ITEMS:
++++++++++++++++++++
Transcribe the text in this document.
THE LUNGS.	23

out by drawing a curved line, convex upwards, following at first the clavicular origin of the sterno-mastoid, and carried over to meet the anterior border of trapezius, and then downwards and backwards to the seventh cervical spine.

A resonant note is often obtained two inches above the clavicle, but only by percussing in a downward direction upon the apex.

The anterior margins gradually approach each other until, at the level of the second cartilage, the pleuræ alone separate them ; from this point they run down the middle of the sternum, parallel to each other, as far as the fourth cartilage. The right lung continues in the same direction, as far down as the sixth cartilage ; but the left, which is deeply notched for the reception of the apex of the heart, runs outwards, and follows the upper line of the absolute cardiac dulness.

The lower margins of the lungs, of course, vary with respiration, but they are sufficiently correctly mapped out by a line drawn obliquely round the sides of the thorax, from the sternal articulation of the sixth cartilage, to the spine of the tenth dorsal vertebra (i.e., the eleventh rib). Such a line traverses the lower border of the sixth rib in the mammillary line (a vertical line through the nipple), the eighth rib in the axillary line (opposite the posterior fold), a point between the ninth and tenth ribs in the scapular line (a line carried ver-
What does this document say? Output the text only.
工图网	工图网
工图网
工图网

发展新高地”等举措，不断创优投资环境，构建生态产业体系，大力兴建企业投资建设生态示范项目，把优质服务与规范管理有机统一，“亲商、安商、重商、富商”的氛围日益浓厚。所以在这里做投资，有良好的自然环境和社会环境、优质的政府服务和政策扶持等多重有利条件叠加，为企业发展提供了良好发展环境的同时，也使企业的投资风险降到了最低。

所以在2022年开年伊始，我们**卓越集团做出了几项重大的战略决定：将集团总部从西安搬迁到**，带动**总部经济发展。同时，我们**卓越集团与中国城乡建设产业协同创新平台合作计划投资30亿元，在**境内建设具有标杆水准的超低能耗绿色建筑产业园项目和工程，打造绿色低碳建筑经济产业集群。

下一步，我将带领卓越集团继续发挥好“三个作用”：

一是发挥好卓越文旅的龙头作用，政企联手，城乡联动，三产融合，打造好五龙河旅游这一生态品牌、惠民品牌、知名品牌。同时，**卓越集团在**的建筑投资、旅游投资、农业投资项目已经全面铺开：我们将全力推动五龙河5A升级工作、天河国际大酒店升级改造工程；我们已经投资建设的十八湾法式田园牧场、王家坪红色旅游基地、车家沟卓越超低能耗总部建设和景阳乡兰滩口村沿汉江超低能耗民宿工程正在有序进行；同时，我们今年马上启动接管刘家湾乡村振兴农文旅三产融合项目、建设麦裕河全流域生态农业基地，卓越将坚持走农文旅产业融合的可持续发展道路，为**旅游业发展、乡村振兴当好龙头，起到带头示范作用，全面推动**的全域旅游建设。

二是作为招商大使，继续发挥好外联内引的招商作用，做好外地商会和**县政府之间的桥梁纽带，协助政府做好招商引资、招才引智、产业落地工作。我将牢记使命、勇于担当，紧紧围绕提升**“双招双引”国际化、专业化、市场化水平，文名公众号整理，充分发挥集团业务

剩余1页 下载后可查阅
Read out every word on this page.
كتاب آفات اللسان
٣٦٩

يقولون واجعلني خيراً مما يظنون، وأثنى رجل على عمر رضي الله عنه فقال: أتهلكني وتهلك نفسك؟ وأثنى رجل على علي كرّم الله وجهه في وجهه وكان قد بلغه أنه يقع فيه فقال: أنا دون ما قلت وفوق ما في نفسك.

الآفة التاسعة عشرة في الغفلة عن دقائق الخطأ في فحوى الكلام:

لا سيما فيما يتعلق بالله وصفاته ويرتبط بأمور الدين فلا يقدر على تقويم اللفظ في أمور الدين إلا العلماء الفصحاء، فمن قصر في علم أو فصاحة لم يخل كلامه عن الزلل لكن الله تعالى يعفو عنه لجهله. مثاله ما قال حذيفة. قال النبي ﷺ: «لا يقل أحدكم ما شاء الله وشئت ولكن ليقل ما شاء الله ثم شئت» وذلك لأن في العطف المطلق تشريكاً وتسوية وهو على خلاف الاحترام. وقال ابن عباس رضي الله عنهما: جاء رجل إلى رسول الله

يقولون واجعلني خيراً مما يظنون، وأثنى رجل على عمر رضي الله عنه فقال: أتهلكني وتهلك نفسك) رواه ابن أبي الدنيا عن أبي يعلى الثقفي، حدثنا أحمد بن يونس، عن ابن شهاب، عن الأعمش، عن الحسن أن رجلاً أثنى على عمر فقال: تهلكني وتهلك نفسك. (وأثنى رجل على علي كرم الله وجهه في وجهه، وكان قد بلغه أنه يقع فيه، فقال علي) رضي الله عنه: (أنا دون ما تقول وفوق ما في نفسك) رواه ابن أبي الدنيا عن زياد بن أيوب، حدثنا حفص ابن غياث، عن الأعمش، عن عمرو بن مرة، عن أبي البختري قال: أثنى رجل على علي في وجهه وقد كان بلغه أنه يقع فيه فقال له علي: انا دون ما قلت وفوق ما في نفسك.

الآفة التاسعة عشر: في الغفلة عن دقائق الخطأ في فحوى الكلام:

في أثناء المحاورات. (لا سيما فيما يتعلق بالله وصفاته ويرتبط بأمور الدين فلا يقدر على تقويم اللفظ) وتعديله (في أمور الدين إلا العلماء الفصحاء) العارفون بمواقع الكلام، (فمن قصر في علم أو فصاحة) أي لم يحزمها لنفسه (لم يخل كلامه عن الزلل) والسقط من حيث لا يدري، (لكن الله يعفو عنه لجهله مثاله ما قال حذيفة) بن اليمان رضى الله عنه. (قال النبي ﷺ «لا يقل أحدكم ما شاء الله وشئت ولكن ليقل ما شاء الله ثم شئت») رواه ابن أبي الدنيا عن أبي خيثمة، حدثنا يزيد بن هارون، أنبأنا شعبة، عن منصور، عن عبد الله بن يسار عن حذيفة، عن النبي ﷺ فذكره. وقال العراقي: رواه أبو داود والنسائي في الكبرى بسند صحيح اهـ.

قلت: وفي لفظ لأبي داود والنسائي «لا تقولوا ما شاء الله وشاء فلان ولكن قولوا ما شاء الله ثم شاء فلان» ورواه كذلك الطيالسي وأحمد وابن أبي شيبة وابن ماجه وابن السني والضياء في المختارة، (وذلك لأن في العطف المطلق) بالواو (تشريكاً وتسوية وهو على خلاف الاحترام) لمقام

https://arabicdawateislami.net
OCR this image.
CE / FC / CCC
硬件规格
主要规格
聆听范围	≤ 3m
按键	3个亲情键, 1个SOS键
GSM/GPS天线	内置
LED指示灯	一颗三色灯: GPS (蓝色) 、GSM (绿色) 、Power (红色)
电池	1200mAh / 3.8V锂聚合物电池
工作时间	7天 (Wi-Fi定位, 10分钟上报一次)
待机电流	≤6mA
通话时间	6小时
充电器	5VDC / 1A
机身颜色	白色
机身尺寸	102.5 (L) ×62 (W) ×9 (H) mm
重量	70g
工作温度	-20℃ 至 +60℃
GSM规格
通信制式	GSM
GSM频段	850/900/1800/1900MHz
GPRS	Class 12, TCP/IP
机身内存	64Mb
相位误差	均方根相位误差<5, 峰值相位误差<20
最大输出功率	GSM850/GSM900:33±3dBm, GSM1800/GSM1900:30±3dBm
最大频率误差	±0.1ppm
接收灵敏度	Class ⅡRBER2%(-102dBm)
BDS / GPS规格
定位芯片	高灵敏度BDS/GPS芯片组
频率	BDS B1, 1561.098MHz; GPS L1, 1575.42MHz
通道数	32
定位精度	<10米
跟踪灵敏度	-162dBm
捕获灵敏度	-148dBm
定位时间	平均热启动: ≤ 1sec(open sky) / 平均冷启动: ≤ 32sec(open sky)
++++++++++++++++++++
WHAT YOU SHOULD DO: Within the listing above, copy each line that has the string "Class".

WRITTEN RESPONSE:
GPRS	Class 12, TCP/IP
接收灵敏度	Class ⅡRBER2%(-102dBm)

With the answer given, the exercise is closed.